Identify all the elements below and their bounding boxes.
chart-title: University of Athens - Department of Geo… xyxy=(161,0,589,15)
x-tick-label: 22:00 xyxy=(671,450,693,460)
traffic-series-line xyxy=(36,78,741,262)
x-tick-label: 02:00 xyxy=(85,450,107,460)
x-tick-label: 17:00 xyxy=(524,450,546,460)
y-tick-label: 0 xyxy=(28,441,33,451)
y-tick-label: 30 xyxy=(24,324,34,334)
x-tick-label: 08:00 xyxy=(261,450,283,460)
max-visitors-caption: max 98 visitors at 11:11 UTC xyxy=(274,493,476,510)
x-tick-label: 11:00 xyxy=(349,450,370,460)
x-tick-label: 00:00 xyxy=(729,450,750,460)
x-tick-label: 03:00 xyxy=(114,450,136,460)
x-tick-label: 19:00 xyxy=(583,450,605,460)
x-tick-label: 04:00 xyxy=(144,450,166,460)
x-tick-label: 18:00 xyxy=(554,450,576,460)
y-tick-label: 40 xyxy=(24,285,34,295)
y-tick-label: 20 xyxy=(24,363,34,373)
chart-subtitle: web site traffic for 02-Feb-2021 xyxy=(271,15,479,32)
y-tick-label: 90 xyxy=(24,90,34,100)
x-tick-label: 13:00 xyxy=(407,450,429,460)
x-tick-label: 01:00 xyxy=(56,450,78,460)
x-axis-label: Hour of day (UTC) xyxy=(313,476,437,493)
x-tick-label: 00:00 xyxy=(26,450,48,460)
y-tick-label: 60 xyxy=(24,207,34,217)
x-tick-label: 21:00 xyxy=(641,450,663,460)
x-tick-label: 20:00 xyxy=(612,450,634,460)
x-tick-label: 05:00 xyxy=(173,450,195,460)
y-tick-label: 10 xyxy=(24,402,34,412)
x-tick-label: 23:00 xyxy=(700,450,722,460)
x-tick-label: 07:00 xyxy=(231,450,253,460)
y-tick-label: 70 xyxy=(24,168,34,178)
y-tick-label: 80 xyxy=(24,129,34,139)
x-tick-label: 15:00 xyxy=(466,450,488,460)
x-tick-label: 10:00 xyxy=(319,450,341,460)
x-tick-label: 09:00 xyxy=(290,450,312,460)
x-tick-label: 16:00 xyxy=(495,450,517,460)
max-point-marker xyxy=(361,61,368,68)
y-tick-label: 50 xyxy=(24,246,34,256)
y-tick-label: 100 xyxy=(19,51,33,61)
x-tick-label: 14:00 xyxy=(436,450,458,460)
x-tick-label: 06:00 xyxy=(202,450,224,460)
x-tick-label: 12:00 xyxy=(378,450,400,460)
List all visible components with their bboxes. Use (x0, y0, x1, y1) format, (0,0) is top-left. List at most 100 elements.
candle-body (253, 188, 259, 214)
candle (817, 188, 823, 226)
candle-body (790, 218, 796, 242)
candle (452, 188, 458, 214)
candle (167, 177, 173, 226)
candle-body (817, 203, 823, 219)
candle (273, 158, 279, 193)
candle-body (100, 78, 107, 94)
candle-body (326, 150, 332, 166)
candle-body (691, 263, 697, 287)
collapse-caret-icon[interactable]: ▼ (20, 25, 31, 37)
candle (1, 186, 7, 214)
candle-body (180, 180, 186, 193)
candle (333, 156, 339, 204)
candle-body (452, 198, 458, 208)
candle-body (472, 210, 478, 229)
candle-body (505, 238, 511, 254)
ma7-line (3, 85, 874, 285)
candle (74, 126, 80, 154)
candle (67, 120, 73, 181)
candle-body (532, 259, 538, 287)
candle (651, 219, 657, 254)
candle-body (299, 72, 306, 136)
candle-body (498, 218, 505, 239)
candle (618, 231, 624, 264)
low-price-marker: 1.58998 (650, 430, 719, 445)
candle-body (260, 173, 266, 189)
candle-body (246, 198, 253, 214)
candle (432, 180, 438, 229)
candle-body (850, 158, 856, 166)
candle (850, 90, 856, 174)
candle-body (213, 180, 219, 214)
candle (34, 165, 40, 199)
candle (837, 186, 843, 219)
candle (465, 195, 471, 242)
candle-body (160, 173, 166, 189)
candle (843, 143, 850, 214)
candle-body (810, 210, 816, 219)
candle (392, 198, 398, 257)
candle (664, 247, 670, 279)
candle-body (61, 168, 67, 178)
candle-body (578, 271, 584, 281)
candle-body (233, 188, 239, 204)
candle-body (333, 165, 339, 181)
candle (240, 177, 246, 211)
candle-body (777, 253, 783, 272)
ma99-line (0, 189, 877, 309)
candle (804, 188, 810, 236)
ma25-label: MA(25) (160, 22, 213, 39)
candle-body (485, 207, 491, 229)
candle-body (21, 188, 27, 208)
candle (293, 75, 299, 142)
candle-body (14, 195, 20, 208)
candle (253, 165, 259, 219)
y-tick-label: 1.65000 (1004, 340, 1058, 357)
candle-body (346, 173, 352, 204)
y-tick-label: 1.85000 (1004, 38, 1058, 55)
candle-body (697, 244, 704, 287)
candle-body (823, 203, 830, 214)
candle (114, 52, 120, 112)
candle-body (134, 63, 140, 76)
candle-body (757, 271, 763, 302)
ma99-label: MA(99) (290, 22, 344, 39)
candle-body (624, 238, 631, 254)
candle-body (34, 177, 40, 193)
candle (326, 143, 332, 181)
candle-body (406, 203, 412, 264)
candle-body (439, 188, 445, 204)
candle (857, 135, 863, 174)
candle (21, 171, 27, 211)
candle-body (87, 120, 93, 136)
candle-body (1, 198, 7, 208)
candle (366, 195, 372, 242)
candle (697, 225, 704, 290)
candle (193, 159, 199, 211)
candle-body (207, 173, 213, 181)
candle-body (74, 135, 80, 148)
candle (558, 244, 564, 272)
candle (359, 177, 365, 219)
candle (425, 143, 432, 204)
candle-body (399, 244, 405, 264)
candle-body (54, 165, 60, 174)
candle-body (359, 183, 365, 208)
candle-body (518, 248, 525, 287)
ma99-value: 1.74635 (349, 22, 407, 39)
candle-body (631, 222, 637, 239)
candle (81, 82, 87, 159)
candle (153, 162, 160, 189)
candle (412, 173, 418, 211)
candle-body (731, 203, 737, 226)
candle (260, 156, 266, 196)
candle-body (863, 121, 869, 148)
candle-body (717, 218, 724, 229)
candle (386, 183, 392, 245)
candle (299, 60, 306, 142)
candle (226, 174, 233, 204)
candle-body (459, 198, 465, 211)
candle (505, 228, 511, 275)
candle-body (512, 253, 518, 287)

::::::::

▶ _Given request_
Update the records above: reproduce every line, swapping each "x-tick-label" for "x-axis-tick-label" and leaving everything else untouched.

▶ _Output below_
Identify all the elements below and their bounding boxes.
chart-title: University of Athens - Department of Geo… xyxy=(161,0,589,15)
x-axis-tick-label: 22:00 xyxy=(671,450,693,460)
traffic-series-line xyxy=(36,78,741,262)
x-axis-tick-label: 02:00 xyxy=(85,450,107,460)
x-axis-tick-label: 17:00 xyxy=(524,450,546,460)
y-tick-label: 0 xyxy=(28,441,33,451)
y-tick-label: 30 xyxy=(24,324,34,334)
x-axis-tick-label: 08:00 xyxy=(261,450,283,460)
max-visitors-caption: max 98 visitors at 11:11 UTC xyxy=(274,493,476,510)
x-axis-tick-label: 11:00 xyxy=(349,450,370,460)
x-axis-tick-label: 00:00 xyxy=(729,450,750,460)
x-axis-tick-label: 03:00 xyxy=(114,450,136,460)
x-axis-tick-label: 19:00 xyxy=(583,450,605,460)
x-axis-tick-label: 04:00 xyxy=(144,450,166,460)
x-axis-tick-label: 18:00 xyxy=(554,450,576,460)
y-tick-label: 40 xyxy=(24,285,34,295)
y-tick-label: 20 xyxy=(24,363,34,373)
chart-subtitle: web site traffic for 02-Feb-2021 xyxy=(271,15,479,32)
y-tick-label: 90 xyxy=(24,90,34,100)
x-axis-tick-label: 13:00 xyxy=(407,450,429,460)
x-axis-tick-label: 01:00 xyxy=(56,450,78,460)
x-axis-label: Hour of day (UTC) xyxy=(313,476,437,493)
x-axis-tick-label: 00:00 xyxy=(26,450,48,460)
y-tick-label: 60 xyxy=(24,207,34,217)
x-axis-tick-label: 21:00 xyxy=(641,450,663,460)
x-axis-tick-label: 20:00 xyxy=(612,450,634,460)
x-axis-tick-label: 05:00 xyxy=(173,450,195,460)
y-tick-label: 10 xyxy=(24,402,34,412)
x-axis-tick-label: 23:00 xyxy=(700,450,722,460)
x-axis-tick-label: 07:00 xyxy=(231,450,253,460)
y-tick-label: 70 xyxy=(24,168,34,178)
y-tick-label: 80 xyxy=(24,129,34,139)
x-axis-tick-label: 15:00 xyxy=(466,450,488,460)
x-axis-tick-label: 10:00 xyxy=(319,450,341,460)
x-axis-tick-label: 09:00 xyxy=(290,450,312,460)
x-axis-tick-label: 16:00 xyxy=(495,450,517,460)
max-point-marker xyxy=(361,61,368,68)
y-tick-label: 50 xyxy=(24,246,34,256)
y-tick-label: 100 xyxy=(19,51,33,61)
x-axis-tick-label: 14:00 xyxy=(436,450,458,460)
x-axis-tick-label: 06:00 xyxy=(202,450,224,460)
x-axis-tick-label: 12:00 xyxy=(378,450,400,460)
List all visible components with their bboxes. Use (x0, y0, x1, y1) format, (0,0) is top-left. List at most 100 elements.
candle-body (253, 188, 259, 214)
candle (817, 188, 823, 226)
candle-body (790, 218, 796, 242)
candle (452, 188, 458, 214)
candle (167, 177, 173, 226)
candle-body (817, 203, 823, 219)
candle (273, 158, 279, 193)
candle-body (100, 78, 107, 94)
candle-body (326, 150, 332, 166)
candle-body (691, 263, 697, 287)
collapse-caret-icon[interactable]: ▼ (20, 25, 31, 37)
candle (1, 186, 7, 214)
candle-body (180, 180, 186, 193)
candle (333, 156, 339, 204)
candle-body (452, 198, 458, 208)
candle-body (472, 210, 478, 229)
candle-body (505, 238, 511, 254)
ma7-line (3, 85, 874, 285)
candle (74, 126, 80, 154)
candle (67, 120, 73, 181)
candle-body (532, 259, 538, 287)
candle (651, 219, 657, 254)
candle-body (299, 72, 306, 136)
candle-body (498, 218, 505, 239)
candle (618, 231, 624, 264)
low-price-marker: 1.58998 (650, 430, 719, 445)
candle-body (260, 173, 266, 189)
candle-body (246, 198, 253, 214)
candle (432, 180, 438, 229)
candle-body (850, 158, 856, 166)
candle (850, 90, 856, 174)
candle-body (213, 180, 219, 214)
candle (34, 165, 40, 199)
candle (837, 186, 843, 219)
candle (465, 195, 471, 242)
candle-body (160, 173, 166, 189)
candle (843, 143, 850, 214)
candle-body (810, 210, 816, 219)
candle (392, 198, 398, 257)
candle (664, 247, 670, 279)
candle-body (61, 168, 67, 178)
candle-body (578, 271, 584, 281)
candle-body (233, 188, 239, 204)
candle-body (333, 165, 339, 181)
candle (240, 177, 246, 211)
candle-body (777, 253, 783, 272)
ma99-line (0, 189, 877, 309)
candle (804, 188, 810, 236)
ma25-label: MA(25) (160, 22, 213, 39)
candle-body (485, 207, 491, 229)
candle-body (21, 188, 27, 208)
candle (293, 75, 299, 142)
candle-body (14, 195, 20, 208)
candle (253, 165, 259, 219)
y-tick-label: 1.65000 (1004, 340, 1058, 357)
candle-body (346, 173, 352, 204)
y-tick-label: 1.85000 (1004, 38, 1058, 55)
candle-body (697, 244, 704, 287)
candle-body (823, 203, 830, 214)
candle (114, 52, 120, 112)
candle-body (134, 63, 140, 76)
candle-body (757, 271, 763, 302)
ma99-label: MA(99) (290, 22, 344, 39)
candle-body (624, 238, 631, 254)
candle-body (34, 177, 40, 193)
candle (326, 143, 332, 181)
candle-body (406, 203, 412, 264)
candle-body (439, 188, 445, 204)
candle (857, 135, 863, 174)
candle (21, 171, 27, 211)
candle-body (87, 120, 93, 136)
candle-body (1, 198, 7, 208)
candle (366, 195, 372, 242)
candle (697, 225, 704, 290)
candle (193, 159, 199, 211)
candle-body (207, 173, 213, 181)
candle-body (74, 135, 80, 148)
candle (558, 244, 564, 272)
candle (359, 177, 365, 219)
candle (425, 143, 432, 204)
candle-body (399, 244, 405, 264)
candle-body (54, 165, 60, 174)
candle-body (359, 183, 365, 208)
candle-body (518, 248, 525, 287)
ma99-value: 1.74635 (349, 22, 407, 39)
candle-body (631, 222, 637, 239)
candle (81, 82, 87, 159)
candle (153, 162, 160, 189)
candle (412, 173, 418, 211)
candle-body (731, 203, 737, 226)
candle (260, 156, 266, 196)
candle-body (863, 121, 869, 148)
candle-body (717, 218, 724, 229)
candle (386, 183, 392, 245)
candle (299, 60, 306, 142)
candle (226, 174, 233, 204)
candle-body (459, 198, 465, 211)
candle (505, 228, 511, 275)
candle-body (512, 253, 518, 287)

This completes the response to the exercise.